AIM.
Pick out every line of the entries below where "phase" occurs, and copy those lines.

BEGIN

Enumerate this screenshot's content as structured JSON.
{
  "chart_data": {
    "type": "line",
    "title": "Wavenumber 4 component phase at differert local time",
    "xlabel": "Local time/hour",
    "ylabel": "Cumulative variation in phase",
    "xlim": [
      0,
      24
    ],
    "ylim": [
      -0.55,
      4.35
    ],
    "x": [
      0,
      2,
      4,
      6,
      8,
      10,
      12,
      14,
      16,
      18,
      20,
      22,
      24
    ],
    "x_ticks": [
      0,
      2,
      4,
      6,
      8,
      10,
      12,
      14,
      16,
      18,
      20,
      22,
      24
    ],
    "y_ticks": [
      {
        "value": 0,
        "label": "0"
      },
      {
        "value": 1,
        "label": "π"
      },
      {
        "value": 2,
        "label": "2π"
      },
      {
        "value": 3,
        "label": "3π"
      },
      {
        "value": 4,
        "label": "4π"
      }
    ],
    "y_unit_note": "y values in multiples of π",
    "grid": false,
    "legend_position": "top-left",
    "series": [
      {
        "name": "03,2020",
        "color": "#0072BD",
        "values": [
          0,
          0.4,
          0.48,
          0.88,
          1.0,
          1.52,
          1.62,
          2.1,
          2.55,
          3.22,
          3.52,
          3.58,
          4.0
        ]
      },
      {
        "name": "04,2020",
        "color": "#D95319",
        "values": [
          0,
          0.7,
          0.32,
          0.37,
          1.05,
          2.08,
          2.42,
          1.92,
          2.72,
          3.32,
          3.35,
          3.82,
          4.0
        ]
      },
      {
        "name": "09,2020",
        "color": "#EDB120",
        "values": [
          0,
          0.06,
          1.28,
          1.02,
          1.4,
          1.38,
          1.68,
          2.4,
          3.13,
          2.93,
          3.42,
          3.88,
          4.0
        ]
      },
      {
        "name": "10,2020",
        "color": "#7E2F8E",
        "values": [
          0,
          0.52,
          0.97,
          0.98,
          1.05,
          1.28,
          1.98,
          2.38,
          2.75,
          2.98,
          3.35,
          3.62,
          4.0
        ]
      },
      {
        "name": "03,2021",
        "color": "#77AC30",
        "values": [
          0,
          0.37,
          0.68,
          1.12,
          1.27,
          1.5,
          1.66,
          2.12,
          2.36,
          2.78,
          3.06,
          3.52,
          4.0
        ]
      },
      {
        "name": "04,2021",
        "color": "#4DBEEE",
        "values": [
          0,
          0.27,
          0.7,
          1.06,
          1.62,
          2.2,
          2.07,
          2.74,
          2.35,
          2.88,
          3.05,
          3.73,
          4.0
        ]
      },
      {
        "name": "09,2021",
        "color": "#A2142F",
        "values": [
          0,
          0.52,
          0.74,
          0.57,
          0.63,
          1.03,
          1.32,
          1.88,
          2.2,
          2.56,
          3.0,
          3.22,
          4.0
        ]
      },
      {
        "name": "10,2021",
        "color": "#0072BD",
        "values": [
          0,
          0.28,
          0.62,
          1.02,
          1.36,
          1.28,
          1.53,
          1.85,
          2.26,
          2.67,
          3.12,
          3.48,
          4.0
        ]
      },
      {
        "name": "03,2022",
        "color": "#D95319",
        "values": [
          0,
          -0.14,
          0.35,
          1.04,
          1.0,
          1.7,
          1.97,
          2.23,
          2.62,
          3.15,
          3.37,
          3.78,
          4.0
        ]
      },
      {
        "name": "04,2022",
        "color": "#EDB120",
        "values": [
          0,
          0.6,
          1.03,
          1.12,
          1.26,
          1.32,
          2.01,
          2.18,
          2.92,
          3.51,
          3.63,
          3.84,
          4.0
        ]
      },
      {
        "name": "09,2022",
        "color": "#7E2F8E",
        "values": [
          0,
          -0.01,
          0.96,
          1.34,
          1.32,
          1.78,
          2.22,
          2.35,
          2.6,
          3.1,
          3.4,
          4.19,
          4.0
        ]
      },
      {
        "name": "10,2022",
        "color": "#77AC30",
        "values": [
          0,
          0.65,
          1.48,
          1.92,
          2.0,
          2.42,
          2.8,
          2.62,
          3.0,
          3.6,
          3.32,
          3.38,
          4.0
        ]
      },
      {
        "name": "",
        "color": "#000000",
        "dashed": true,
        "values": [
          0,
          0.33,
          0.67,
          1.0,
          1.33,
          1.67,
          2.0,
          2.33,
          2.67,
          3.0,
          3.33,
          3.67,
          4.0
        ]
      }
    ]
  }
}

END

EXERCISE RESPONSE.
    "title": "Wavenumber 4 component phase at differert local time",
    "ylabel": "Cumulative variation in phase",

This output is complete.